Instructions for the task | Write the records out again, precisely as they stand.

____________________

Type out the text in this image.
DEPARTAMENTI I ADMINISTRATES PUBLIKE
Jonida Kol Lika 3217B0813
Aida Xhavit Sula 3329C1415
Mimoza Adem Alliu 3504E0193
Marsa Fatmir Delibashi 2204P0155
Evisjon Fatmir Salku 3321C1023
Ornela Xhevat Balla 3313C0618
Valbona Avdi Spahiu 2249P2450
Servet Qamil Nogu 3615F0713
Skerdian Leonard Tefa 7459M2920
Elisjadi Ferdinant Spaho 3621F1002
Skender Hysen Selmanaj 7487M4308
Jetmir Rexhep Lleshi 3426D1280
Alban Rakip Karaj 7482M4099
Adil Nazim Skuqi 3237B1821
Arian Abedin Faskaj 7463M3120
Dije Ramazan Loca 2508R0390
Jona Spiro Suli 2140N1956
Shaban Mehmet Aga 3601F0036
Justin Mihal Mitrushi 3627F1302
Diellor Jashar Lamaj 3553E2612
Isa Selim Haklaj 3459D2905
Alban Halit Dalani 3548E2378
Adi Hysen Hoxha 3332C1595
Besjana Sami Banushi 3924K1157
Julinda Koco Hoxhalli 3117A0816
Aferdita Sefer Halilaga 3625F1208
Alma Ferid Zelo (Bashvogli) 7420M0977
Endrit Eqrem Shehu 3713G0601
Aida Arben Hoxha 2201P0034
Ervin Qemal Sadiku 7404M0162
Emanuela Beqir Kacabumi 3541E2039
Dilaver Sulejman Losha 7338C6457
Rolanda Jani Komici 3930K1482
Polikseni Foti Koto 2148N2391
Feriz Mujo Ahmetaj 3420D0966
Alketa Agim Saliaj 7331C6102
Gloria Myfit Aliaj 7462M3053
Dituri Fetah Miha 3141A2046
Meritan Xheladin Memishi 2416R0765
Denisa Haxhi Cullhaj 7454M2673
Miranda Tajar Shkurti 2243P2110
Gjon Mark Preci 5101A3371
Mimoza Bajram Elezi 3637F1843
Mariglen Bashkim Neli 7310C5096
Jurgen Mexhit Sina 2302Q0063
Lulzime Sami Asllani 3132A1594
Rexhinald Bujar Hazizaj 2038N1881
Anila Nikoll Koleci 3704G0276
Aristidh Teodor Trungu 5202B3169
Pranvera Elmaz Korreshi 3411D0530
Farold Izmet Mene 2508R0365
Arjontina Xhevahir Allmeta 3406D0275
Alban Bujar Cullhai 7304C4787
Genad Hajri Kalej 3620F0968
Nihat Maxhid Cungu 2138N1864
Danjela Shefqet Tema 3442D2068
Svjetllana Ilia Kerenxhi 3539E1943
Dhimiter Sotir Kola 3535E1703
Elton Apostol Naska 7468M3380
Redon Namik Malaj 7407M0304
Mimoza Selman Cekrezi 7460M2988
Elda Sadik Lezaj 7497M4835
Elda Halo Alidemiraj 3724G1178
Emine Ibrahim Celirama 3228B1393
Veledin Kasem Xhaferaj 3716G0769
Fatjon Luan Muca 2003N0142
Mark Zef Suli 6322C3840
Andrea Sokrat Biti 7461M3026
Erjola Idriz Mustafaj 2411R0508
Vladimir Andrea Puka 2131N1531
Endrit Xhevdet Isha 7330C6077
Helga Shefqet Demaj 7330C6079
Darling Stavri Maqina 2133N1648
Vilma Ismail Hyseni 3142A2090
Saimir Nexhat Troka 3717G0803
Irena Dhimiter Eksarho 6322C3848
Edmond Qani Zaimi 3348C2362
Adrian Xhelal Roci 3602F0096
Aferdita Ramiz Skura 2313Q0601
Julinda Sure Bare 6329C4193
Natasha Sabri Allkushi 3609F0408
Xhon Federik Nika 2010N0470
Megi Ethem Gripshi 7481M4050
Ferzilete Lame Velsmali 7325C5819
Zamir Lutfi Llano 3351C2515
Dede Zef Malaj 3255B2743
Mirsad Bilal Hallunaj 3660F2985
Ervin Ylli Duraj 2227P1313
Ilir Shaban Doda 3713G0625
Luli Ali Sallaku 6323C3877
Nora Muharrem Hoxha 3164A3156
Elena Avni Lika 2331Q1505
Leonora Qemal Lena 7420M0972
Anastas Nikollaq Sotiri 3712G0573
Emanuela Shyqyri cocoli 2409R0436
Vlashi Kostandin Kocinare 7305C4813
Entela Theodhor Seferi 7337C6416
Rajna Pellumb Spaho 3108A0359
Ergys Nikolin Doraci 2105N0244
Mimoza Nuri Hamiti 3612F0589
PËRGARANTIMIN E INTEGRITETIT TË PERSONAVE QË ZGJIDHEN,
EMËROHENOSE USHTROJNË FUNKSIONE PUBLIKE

____________________

Response below |
Type out the text in this image.
DEPARTAMENTI I ADMINISTRATES PUBLIKE
Jonida Kol Lika 3217B0813
Aida Xhavit Sula 3329C1415
Mimoza Adem Alliu 3504E0193
Marsa Fatmir Delibashi 2204P0155
Evisjon Fatmir Salku 3321C1023
Ornela Xhevat Balla 3313C0618
Valbona Avdi Spahiu 2249P2450
Servet Qamil Nogu 3615F0713
Skerdian Leonard Tefa 7459M2920
Elisjadi Ferdinant Spaho 3621F1002
Skender Hysen Selmanaj 7487M4308
Jetmir Rexhep Lleshi 3426D1280
Alban Rakip Karaj 7482M4099
Adil Nazim Skuqi 3237B1821
Arian Abedin Faskaj 7463M3120
Dije Ramazan Loca 2508R0390
Jona Spiro Suli 2140N1956
Shaban Mehmet Aga 3601F0036
Justin Mihal Mitrushi 3627F1302
Diellor Jashar Lamaj 3553E2612
Isa Selim Haklaj 3459D2905
Alban Halit Dalani 3548E2378
Adi Hysen Hoxha 3332C1595
Besjana Sami Banushi 3924K1157
Julinda Koco Hoxhalli 3117A0816
Aferdita Sefer Halilaga 3625F1208
Alma Ferid Zelo (Bashvogli) 7420M0977
Endrit Eqrem Shehu 3713G0601
Aida Arben Hoxha 2201P0034
Ervin Qemal Sadiku 7404M0162
Emanuela Beqir Kacabumi 3541E2039
Dilaver Sulejman Losha 7338C6457
Rolanda Jani Komici 3930K1482
Polikseni Foti Koto 2148N2391
Feriz Mujo Ahmetaj 3420D0966
Alketa Agim Saliaj 7331C6102
Gloria Myfit Aliaj 7462M3053
Dituri Fetah Miha 3141A2046
Meritan Xheladin Memishi 2416R0765
Denisa Haxhi Cullhaj 7454M2673
Miranda Tajar Shkurti 2243P2110
Gjon Mark Preci 5101A3371
Mimoza Bajram Elezi 3637F1843
Mariglen Bashkim Neli 7310C5096
Jurgen Mexhit Sina 2302Q0063
Lulzime Sami Asllani 3132A1594
Rexhinald Bujar Hazizaj 2038N1881
Anila Nikoll Koleci 3704G0276
Aristidh Teodor Trungu 5202B3169
Pranvera Elmaz Korreshi 3411D0530
Farold Izmet Mene 2508R0365
Arjontina Xhevahir Allmeta 3406D0275
Alban Bujar Cullhai 7304C4787
Genad Hajri Kalej 3620F0968
Nihat Maxhid Cungu 2138N1864
Danjela Shefqet Tema 3442D2068
Svjetllana Ilia Kerenxhi 3539E1943
Dhimiter Sotir Kola 3535E1703
Elton Apostol Naska 7468M3380
Redon Namik Malaj 7407M0304
Mimoza Selman Cekrezi 7460M2988
Elda Sadik Lezaj 7497M4835
Elda Halo Alidemiraj 3724G1178
Emine Ibrahim Celirama 3228B1393
Veledin Kasem Xhaferaj 3716G0769
Fatjon Luan Muca 2003N0142
Mark Zef Suli 6322C3840
Andrea Sokrat Biti 7461M3026
Erjola Idriz Mustafaj 2411R0508
Vladimir Andrea Puka 2131N1531
Endrit Xhevdet Isha 7330C6077
Helga Shefqet Demaj 7330C6079
Darling Stavri Maqina 2133N1648
Vilma Ismail Hyseni 3142A2090
Saimir Nexhat Troka 3717G0803
Irena Dhimiter Eksarho 6322C3848
Edmond Qani Zaimi 3348C2362
Adrian Xhelal Roci 3602F0096
Aferdita Ramiz Skura 2313Q0601
Julinda Sure Bare 6329C4193
Natasha Sabri Allkushi 3609F0408
Xhon Federik Nika 2010N0470
Megi Ethem Gripshi 7481M4050
Ferzilete Lame Velsmali 7325C5819
Zamir Lutfi Llano 3351C2515
Dede Zef Malaj 3255B2743
Mirsad Bilal Hallunaj 3660F2985
Ervin Ylli Duraj 2227P1313
Ilir Shaban Doda 3713G0625
Luli Ali Sallaku 6323C3877
Nora Muharrem Hoxha 3164A3156
Elena Avni Lika 2331Q1505
Leonora Qemal Lena 7420M0972
Anastas Nikollaq Sotiri 3712G0573
Emanuela Shyqyri cocoli 2409R0436
Vlashi Kostandin Kocinare 7305C4813
Entela Theodhor Seferi 7337C6416
Rajna Pellumb Spaho 3108A0359
Ergys Nikolin Doraci 2105N0244
Mimoza Nuri Hamiti 3612F0589
PËRGARANTIMIN E INTEGRITETIT TË PERSONAVE QË ZGJIDHEN,
EMËROHENOSE USHTROJNË FUNKSIONE PUBLIKE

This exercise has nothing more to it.